Dataset items:
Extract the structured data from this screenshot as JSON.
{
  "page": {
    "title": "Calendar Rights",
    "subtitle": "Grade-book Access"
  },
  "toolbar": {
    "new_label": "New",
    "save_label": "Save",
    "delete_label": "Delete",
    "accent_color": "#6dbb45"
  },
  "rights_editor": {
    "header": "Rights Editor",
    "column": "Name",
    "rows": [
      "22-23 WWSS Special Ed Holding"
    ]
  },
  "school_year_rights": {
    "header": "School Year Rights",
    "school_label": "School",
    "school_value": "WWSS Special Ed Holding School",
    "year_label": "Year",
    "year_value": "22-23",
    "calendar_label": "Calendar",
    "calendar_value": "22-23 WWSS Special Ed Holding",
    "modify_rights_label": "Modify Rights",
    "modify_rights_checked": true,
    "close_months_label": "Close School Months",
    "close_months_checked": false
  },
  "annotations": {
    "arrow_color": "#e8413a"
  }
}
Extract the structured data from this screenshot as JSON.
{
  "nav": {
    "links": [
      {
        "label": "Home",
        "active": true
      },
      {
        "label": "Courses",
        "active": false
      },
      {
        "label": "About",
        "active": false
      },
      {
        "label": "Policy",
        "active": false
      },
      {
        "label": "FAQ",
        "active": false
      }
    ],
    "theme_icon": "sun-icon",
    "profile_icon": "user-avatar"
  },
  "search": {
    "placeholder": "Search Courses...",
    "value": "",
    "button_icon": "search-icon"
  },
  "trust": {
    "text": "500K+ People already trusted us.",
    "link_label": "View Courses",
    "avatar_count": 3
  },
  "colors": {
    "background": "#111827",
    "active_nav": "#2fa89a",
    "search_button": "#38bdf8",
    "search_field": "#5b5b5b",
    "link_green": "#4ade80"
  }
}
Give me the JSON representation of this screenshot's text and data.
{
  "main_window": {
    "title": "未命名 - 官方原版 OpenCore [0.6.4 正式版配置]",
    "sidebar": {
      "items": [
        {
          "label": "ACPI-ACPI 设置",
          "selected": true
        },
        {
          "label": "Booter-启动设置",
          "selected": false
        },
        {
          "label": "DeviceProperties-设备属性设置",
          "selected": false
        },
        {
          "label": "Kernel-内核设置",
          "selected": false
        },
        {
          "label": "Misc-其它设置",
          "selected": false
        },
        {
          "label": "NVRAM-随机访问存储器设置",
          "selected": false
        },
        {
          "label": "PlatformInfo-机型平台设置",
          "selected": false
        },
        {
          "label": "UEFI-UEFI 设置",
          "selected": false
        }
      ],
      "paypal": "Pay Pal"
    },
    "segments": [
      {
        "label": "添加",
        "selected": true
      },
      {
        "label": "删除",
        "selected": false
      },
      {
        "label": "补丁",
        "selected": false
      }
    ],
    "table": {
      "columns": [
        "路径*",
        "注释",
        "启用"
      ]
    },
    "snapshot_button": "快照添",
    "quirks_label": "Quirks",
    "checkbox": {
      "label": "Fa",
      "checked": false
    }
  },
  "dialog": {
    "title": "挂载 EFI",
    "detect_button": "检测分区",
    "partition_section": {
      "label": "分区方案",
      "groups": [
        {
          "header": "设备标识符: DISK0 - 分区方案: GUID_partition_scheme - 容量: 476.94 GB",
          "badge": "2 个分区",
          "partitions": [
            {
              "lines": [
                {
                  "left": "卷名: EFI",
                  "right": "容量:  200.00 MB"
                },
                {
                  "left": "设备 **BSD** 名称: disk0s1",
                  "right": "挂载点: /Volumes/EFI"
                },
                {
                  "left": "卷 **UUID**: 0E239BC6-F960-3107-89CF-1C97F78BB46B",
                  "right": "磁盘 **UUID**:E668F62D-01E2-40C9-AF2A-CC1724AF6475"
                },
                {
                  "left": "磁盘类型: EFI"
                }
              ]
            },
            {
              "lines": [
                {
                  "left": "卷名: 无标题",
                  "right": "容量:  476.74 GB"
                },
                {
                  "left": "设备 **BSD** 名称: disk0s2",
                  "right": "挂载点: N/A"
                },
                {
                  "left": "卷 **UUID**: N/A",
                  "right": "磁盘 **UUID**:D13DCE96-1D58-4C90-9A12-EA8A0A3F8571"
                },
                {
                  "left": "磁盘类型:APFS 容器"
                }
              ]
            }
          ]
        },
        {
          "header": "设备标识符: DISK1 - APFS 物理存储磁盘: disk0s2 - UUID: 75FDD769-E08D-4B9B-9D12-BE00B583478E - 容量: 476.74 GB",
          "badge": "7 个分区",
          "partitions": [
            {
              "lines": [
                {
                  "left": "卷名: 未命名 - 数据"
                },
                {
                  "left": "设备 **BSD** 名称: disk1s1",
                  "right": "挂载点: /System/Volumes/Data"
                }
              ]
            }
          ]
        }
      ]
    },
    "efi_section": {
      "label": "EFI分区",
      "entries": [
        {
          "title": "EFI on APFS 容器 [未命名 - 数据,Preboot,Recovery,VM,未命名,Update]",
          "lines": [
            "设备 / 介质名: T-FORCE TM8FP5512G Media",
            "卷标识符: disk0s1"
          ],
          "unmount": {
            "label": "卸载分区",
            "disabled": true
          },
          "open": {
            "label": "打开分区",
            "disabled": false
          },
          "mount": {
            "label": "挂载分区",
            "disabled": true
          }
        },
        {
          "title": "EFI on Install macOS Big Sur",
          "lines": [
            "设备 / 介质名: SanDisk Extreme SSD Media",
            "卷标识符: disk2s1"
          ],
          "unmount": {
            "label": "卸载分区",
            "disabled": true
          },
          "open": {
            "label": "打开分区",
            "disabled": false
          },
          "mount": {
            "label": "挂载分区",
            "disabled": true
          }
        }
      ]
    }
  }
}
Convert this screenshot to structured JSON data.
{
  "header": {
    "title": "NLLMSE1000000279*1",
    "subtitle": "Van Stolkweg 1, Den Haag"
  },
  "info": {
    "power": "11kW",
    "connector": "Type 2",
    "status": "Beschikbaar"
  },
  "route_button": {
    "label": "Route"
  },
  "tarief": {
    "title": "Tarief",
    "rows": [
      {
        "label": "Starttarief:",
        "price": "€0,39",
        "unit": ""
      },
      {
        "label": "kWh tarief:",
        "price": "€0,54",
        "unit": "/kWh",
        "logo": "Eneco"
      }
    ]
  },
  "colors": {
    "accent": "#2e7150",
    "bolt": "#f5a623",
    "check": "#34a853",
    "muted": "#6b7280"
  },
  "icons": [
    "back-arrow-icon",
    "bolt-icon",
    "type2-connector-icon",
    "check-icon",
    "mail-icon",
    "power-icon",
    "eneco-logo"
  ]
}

■ TO BE DONE:
Output an exact copy of the lines beginning at the one that holds "Convert this screenshot" and running through the final line of the records.

■ ANSWER FOR THE TASK:
Convert this screenshot to structured JSON data.
{
  "header": {
    "title": "NLLMSE1000000279*1",
    "subtitle": "Van Stolkweg 1, Den Haag"
  },
  "info": {
    "power": "11kW",
    "connector": "Type 2",
    "status": "Beschikbaar"
  },
  "route_button": {
    "label": "Route"
  },
  "tarief": {
    "title": "Tarief",
    "rows": [
      {
        "label": "Starttarief:",
        "price": "€0,39",
        "unit": ""
      },
      {
        "label": "kWh tarief:",
        "price": "€0,54",
        "unit": "/kWh",
        "logo": "Eneco"
      }
    ]
  },
  "colors": {
    "accent": "#2e7150",
    "bolt": "#f5a623",
    "check": "#34a853",
    "muted": "#6b7280"
  },
  "icons": [
    "back-arrow-icon",
    "bolt-icon",
    "type2-connector-icon",
    "check-icon",
    "mail-icon",
    "power-icon",
    "eneco-logo"
  ]
}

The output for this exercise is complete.